- **Instructions to follow**
Lift out each line of the data that holds "模范自治区".

- **Data for this exercise**
++++

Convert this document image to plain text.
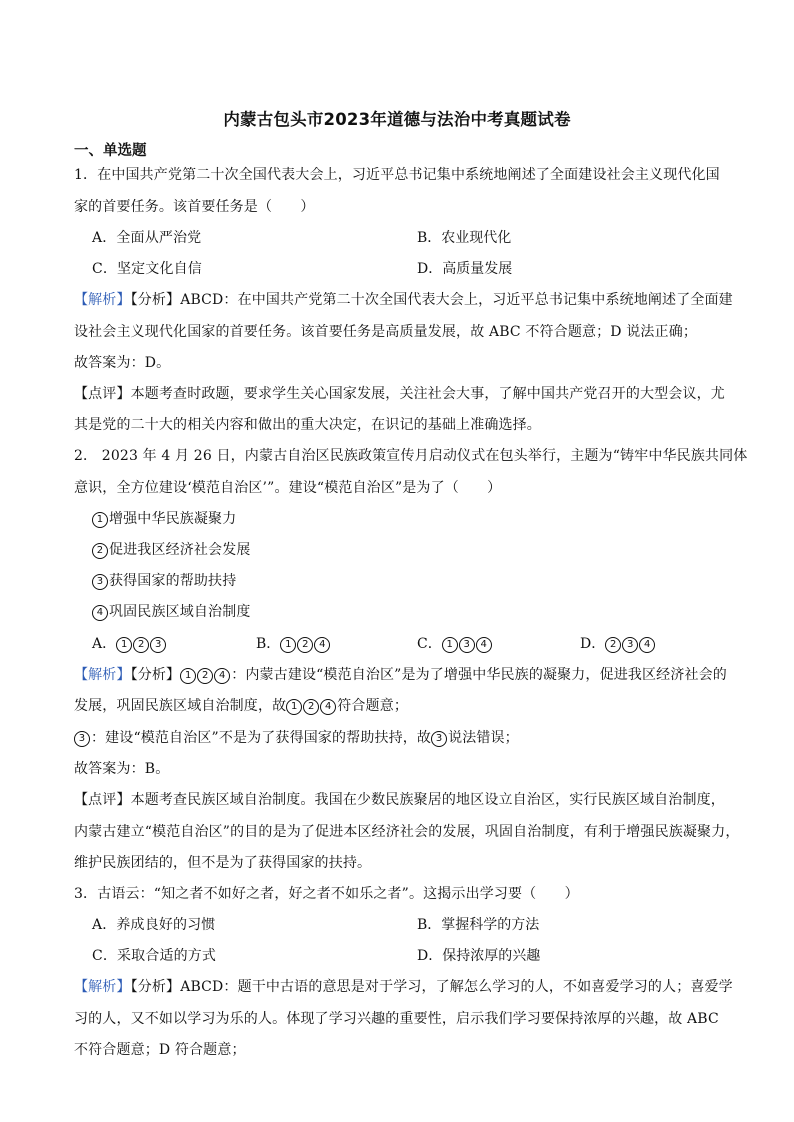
内蒙古包头市2023年道德与法治中考真题试卷
一、单选题
1．在中国共产党第二十次全国代表大会上，习近平总书记集中系统地阐述了全面建设社会主义现代化国
家的首要任务。该首要任务是（　　）
A．全面从严治党	B．农业现代化
C．坚定文化自信	D．高质量发展
【解析】【分析】ABCD：在中国共产党第二十次全国代表大会上，习近平总书记集中系统地阐述了全面建
设社会主义现代化国家的首要任务。该首要任务是高质量发展，故 ABC 不符合题意；D 说法正确；
故答案为：D。
【点评】本题考查时政题，要求学生关心国家发展，关注社会大事，了解中国共产党召开的大型会议，尤
其是党的二十大的相关内容和做出的重大决定，在识记的基础上准确选择。
2． 2023 年 4 月 26 日，内蒙古自治区民族政策宣传月启动仪式在包头举行，主题为“铸牢中华民族共同体
意识，全方位建设‘模范自治区’”。建设“模范自治区”是为了（　　）
1 增强中华民族凝聚力
2 促进我区经济社会发展
3 获得国家的帮助扶持
4 巩固民族区域自治制度
A． 1 2 3	B． 1 2 4	C． 1 3 4	D． 2 3 4
【解析】【分析】 1 2 4 ：内蒙古建设“模范自治区”是为了增强中华民族的凝聚力，促进我区经济社会的
发展，巩固民族区域自治制度，故 1 2 4 符合题意；
3 ：建设“模范自治区”不是为了获得国家的帮助扶持，故 3 说法错误；
故答案为：B。
【点评】本题考查民族区域自治制度。我国在少数民族聚居的地区设立自治区，实行民族区域自治制度，
内蒙古建立“模范自治区”的目的是为了促进本区经济社会的发展，巩固自治制度，有利于增强民族凝聚力，
维护民族团结的，但不是为了获得国家的扶持。
3．古语云：“知之者不如好之者，好之者不如乐之者”。这揭示出学习要（　　）
A．养成良好的习惯	B．掌握科学的方法
C．采取合适的方式	D．保持浓厚的兴趣
【解析】【分析】ABCD：题干中古语的意思是对于学习，了解怎么学习的人，不如喜爱学习的人；喜爱学
习的人，又不如以学习为乐的人。体现了学习兴趣的重要性，启示我们学习要保持浓厚的兴趣，故 ABC
不符合题意；D 符合题意；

++++

- **Written solution**
意识，全方位建设‘模范自治区’”。建设“模范自治区”是为了（　　）
【解析】【分析】 1 2 4 ：内蒙古建设“模范自治区”是为了增强中华民族的凝聚力，促进我区经济社会的
3 ：建设“模范自治区”不是为了获得国家的帮助扶持，故 3 说法错误；
内蒙古建立“模范自治区”的目的是为了促进本区经济社会的发展，巩固自治制度，有利于增强民族凝聚力，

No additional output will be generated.